EXERCISE REQUIREMENTS:
Transcribe the material verbatim in full; the pictures do not belong in the copy.

--

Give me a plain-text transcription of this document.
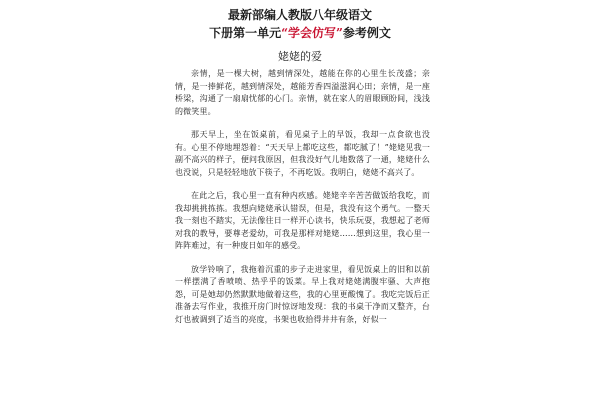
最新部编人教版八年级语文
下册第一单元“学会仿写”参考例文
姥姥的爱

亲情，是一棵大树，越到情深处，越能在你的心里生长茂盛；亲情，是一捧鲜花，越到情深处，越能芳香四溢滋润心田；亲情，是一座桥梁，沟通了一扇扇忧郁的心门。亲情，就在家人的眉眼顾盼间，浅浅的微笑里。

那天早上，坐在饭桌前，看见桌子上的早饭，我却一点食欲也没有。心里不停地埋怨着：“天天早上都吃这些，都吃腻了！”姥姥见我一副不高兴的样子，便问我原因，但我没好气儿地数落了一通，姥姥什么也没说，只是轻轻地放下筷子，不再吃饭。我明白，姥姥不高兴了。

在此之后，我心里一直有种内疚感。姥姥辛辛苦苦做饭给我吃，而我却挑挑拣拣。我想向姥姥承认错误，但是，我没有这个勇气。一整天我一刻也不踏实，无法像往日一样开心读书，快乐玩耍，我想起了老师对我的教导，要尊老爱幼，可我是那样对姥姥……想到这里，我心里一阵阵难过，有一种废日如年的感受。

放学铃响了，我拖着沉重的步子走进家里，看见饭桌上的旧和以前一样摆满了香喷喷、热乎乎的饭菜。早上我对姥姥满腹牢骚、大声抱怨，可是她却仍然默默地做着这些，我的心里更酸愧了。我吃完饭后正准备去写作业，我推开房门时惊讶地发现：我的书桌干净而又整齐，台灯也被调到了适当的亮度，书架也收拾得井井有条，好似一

--

FINAL RESULT:
Give me a plain-text transcription of this document.
最新部编人教版八年级语文
下册第一单元“学会仿写”参考例文
姥姥的爱

亲情，是一棵大树，越到情深处，越能在你的心里生长茂盛；亲情，是一捧鲜花，越到情深处，越能芳香四溢滋润心田；亲情，是一座桥梁，沟通了一扇扇忧郁的心门。亲情，就在家人的眉眼顾盼间，浅浅的微笑里。

那天早上，坐在饭桌前，看见桌子上的早饭，我却一点食欲也没有。心里不停地埋怨着：“天天早上都吃这些，都吃腻了！”姥姥见我一副不高兴的样子，便问我原因，但我没好气儿地数落了一通，姥姥什么也没说，只是轻轻地放下筷子，不再吃饭。我明白，姥姥不高兴了。

在此之后，我心里一直有种内疚感。姥姥辛辛苦苦做饭给我吃，而我却挑挑拣拣。我想向姥姥承认错误，但是，我没有这个勇气。一整天我一刻也不踏实，无法像往日一样开心读书，快乐玩耍，我想起了老师对我的教导，要尊老爱幼，可我是那样对姥姥……想到这里，我心里一阵阵难过，有一种废日如年的感受。

放学铃响了，我拖着沉重的步子走进家里，看见饭桌上的旧和以前一样摆满了香喷喷、热乎乎的饭菜。早上我对姥姥满腹牢骚、大声抱怨，可是她却仍然默默地做着这些，我的心里更酸愧了。我吃完饭后正准备去写作业，我推开房门时惊讶地发现：我的书桌干净而又整齐，台灯也被调到了适当的亮度，书架也收拾得井井有条，好似一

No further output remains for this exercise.